[start Records for processing]

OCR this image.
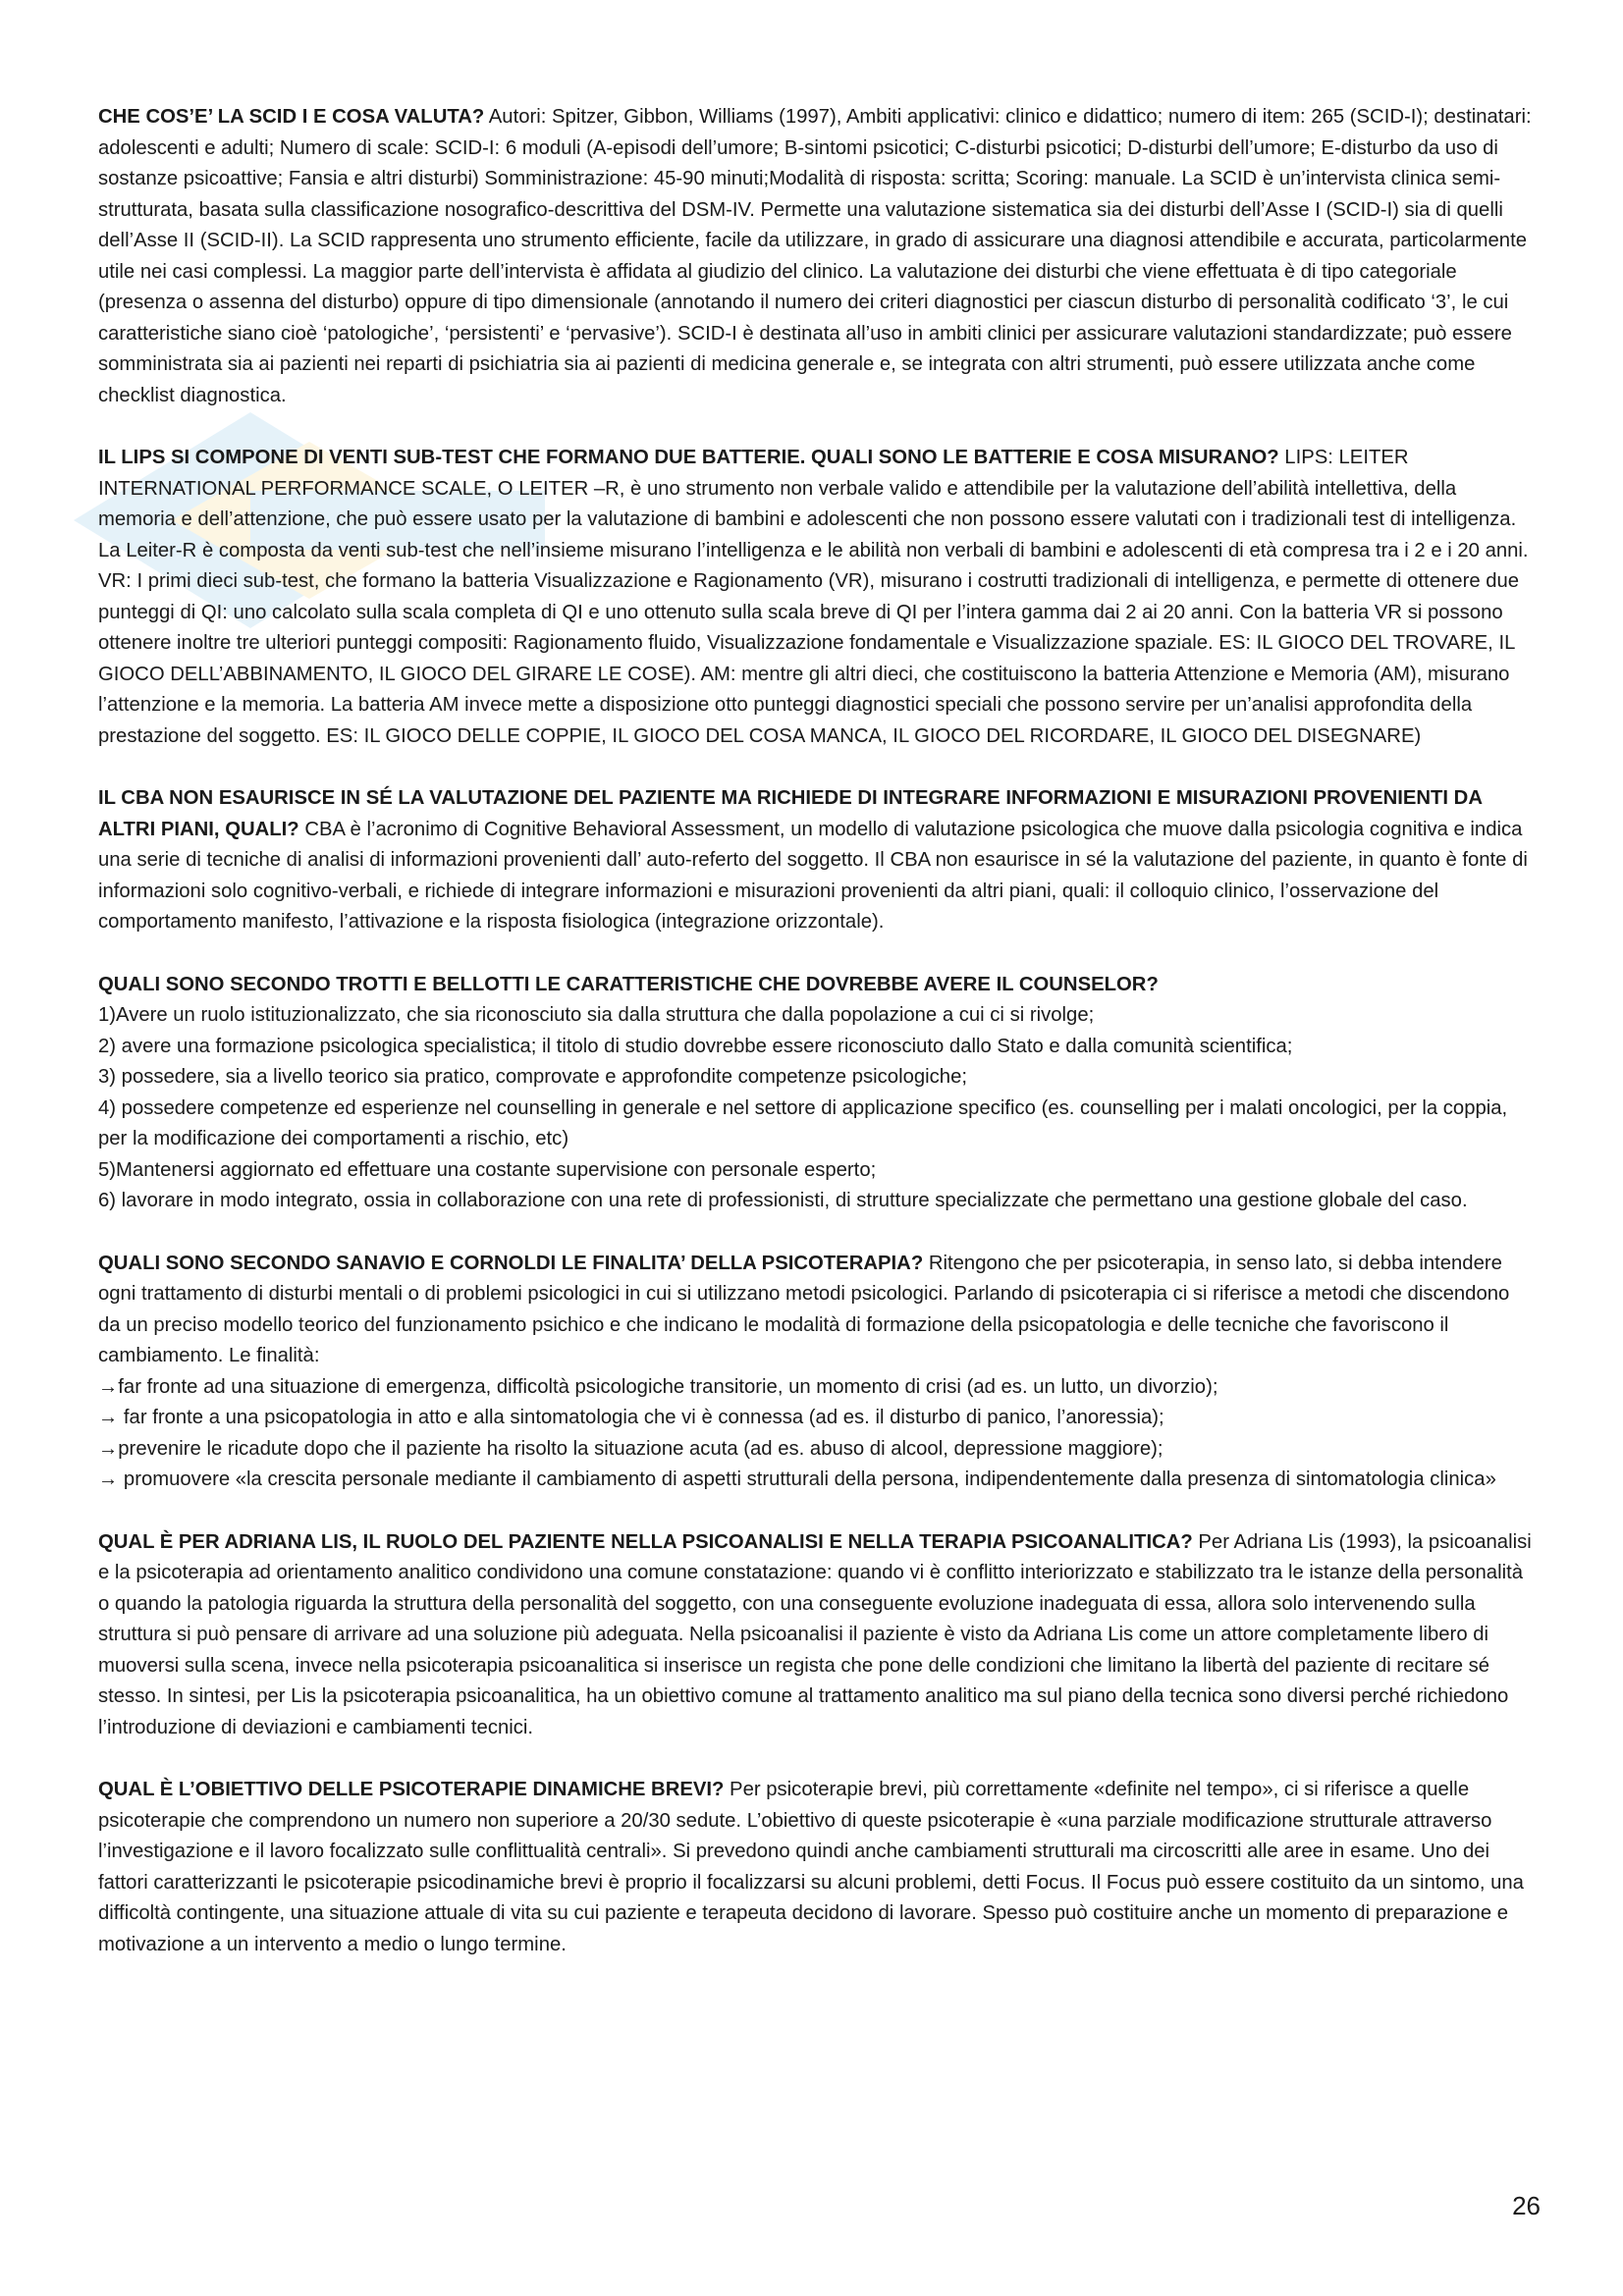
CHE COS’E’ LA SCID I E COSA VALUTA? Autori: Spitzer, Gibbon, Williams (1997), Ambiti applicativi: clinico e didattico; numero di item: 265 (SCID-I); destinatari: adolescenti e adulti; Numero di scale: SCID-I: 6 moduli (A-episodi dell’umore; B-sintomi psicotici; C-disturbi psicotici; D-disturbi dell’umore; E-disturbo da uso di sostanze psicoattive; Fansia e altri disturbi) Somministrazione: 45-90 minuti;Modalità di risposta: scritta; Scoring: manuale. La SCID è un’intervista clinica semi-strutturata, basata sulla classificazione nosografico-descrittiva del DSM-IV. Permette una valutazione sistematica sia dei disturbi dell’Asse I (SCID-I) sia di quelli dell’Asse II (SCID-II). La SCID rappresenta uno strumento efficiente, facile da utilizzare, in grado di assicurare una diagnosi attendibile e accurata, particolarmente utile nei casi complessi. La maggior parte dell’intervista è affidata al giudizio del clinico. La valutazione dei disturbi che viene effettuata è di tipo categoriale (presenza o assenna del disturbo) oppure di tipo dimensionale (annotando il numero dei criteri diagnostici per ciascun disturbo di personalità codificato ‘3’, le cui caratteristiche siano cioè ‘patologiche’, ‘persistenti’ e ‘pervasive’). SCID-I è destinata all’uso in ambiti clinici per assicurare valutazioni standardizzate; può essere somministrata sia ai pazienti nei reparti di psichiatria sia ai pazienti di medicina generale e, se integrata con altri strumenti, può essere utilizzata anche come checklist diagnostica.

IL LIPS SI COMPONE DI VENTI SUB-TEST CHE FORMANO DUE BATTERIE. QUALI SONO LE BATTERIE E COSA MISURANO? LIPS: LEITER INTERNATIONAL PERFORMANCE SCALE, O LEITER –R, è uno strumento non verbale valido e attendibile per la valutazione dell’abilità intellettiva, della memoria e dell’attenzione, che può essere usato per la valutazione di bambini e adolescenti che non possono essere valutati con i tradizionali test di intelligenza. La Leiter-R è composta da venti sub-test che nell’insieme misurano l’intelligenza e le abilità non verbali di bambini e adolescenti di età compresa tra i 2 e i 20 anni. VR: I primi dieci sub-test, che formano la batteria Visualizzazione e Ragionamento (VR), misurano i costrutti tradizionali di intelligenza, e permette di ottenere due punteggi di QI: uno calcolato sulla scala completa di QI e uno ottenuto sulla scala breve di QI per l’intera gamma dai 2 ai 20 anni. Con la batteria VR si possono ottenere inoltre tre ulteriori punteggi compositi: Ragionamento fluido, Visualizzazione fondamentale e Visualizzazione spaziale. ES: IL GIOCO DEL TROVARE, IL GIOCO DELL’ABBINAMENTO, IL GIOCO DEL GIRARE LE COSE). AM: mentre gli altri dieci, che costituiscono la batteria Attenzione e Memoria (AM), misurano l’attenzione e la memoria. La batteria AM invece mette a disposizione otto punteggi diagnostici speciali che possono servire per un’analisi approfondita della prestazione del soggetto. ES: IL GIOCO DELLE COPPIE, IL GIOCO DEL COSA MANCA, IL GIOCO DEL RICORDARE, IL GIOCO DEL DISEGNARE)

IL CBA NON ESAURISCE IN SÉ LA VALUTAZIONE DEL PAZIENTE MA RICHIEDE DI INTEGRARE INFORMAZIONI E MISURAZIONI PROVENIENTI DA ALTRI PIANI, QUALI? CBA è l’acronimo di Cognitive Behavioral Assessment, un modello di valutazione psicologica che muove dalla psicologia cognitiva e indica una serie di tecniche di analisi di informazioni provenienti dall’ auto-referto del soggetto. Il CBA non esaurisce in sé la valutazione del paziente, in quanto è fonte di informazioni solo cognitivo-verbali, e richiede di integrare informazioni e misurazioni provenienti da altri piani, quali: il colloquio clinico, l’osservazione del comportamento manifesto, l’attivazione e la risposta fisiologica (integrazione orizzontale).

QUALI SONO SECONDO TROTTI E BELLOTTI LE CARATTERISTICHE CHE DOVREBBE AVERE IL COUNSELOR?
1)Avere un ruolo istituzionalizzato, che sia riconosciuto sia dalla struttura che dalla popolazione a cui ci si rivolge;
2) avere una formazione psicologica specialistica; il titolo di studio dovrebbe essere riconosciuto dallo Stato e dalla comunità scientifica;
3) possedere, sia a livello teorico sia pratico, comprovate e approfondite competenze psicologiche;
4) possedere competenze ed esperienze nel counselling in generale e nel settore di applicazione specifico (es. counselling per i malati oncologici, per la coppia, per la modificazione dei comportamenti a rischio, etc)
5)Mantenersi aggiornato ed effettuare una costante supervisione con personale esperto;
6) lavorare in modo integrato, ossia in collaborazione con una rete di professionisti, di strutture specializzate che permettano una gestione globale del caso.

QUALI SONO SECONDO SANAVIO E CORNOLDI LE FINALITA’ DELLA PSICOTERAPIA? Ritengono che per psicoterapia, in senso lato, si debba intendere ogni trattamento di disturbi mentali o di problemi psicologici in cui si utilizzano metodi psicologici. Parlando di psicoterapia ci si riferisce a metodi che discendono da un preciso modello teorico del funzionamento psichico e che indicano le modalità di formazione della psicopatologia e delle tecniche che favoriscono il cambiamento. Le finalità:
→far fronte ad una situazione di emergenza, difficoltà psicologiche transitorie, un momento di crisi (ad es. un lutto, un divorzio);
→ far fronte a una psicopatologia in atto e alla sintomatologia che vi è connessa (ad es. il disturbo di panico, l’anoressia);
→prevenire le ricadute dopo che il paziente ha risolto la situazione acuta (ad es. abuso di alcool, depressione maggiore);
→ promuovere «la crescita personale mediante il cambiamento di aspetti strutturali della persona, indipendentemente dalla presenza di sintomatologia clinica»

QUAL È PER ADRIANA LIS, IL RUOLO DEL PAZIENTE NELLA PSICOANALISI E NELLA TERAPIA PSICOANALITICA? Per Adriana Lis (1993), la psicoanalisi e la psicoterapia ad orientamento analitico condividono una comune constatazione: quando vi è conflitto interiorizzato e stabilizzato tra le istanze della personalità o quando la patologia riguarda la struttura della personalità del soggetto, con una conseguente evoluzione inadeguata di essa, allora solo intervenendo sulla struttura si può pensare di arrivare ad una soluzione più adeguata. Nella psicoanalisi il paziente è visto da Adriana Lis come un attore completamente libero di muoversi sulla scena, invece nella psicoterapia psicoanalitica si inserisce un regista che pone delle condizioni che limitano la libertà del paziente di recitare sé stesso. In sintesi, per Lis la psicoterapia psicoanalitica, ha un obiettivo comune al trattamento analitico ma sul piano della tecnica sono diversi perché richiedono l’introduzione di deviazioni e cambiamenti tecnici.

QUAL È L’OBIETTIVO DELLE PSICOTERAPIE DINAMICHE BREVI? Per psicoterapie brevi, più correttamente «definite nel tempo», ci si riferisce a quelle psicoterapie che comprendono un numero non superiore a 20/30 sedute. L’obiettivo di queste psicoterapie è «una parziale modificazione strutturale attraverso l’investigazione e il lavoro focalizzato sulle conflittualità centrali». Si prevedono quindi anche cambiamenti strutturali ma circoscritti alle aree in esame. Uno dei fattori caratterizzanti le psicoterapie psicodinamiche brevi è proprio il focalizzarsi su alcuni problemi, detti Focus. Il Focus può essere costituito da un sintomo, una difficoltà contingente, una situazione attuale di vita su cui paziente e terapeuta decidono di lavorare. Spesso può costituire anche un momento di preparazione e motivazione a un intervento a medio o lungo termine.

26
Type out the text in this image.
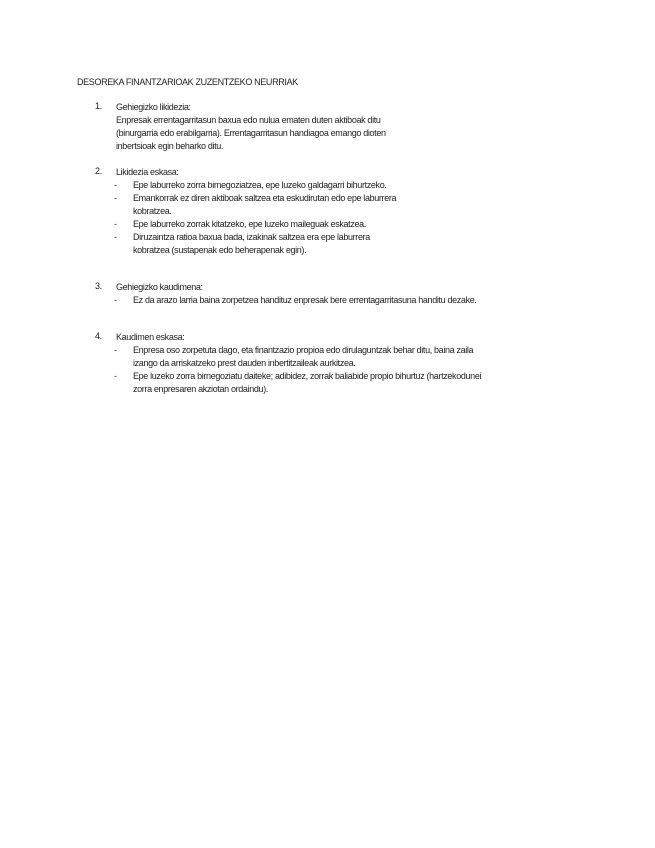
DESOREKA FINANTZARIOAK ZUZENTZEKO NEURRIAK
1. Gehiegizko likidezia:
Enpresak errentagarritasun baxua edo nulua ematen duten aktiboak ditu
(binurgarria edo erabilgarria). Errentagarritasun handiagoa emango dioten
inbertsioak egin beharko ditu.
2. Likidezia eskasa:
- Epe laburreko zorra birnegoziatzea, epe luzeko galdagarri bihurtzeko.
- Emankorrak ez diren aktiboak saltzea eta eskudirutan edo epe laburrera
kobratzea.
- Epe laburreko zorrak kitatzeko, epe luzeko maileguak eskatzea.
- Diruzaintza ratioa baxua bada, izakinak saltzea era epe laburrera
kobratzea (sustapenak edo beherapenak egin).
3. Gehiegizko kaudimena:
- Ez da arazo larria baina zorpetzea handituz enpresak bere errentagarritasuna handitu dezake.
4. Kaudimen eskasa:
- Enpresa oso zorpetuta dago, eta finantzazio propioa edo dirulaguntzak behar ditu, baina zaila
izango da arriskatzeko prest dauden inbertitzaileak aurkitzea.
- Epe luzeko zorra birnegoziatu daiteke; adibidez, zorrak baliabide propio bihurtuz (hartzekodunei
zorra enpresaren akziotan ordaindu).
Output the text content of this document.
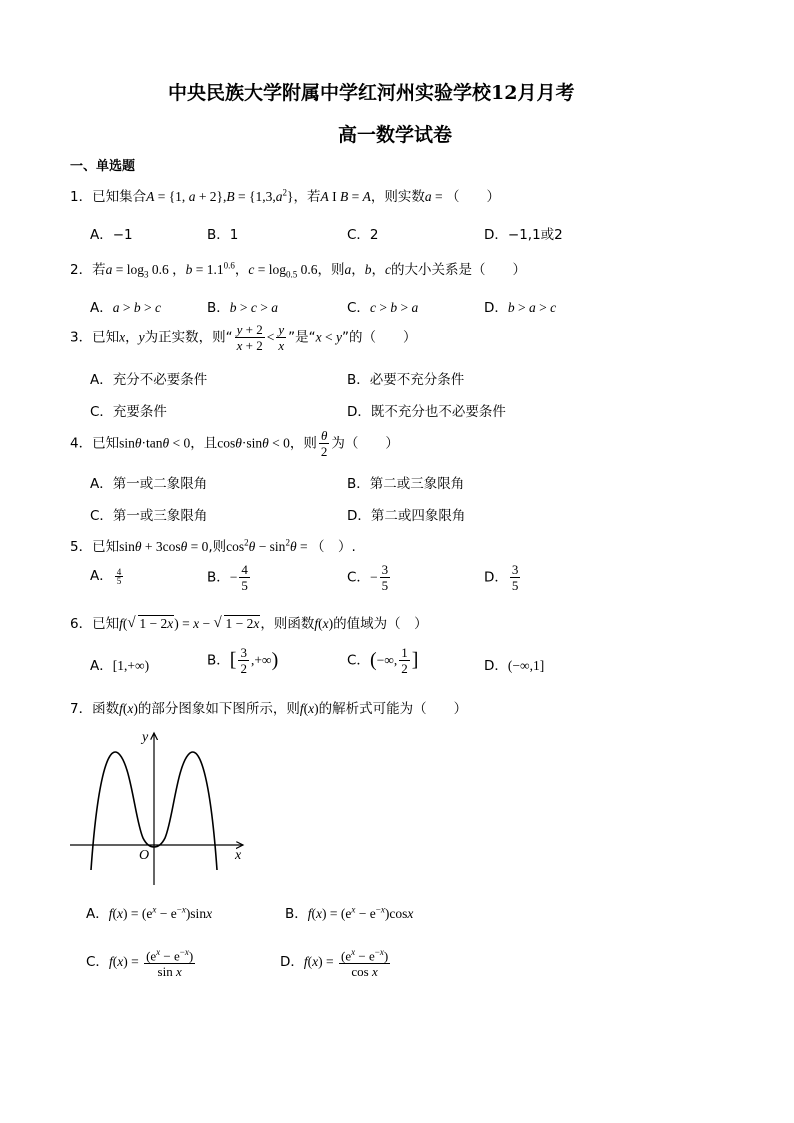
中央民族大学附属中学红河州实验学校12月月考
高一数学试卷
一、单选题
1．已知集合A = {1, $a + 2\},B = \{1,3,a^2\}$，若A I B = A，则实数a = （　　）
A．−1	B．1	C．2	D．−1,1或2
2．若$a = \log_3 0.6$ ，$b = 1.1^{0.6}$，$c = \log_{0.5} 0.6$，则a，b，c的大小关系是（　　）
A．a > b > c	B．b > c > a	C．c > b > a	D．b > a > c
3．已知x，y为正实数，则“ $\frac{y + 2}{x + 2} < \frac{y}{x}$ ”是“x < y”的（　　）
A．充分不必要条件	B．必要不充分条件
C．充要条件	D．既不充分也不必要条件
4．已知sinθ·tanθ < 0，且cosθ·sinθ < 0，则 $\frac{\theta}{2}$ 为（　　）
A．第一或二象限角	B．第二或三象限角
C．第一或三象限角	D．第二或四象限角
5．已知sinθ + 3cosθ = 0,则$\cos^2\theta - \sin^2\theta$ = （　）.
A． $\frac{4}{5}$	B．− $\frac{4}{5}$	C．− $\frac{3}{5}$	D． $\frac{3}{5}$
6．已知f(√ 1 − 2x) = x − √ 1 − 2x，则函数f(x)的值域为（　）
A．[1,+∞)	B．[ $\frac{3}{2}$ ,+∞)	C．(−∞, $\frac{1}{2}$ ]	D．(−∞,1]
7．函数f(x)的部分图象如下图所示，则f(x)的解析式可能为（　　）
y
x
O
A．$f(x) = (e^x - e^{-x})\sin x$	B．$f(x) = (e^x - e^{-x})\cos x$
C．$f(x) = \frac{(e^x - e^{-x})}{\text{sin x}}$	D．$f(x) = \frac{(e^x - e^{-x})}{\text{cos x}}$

[end Records for processing]

Brief
Return only the count of lines in the records that hold the word "competenze".

Answer to this problem
2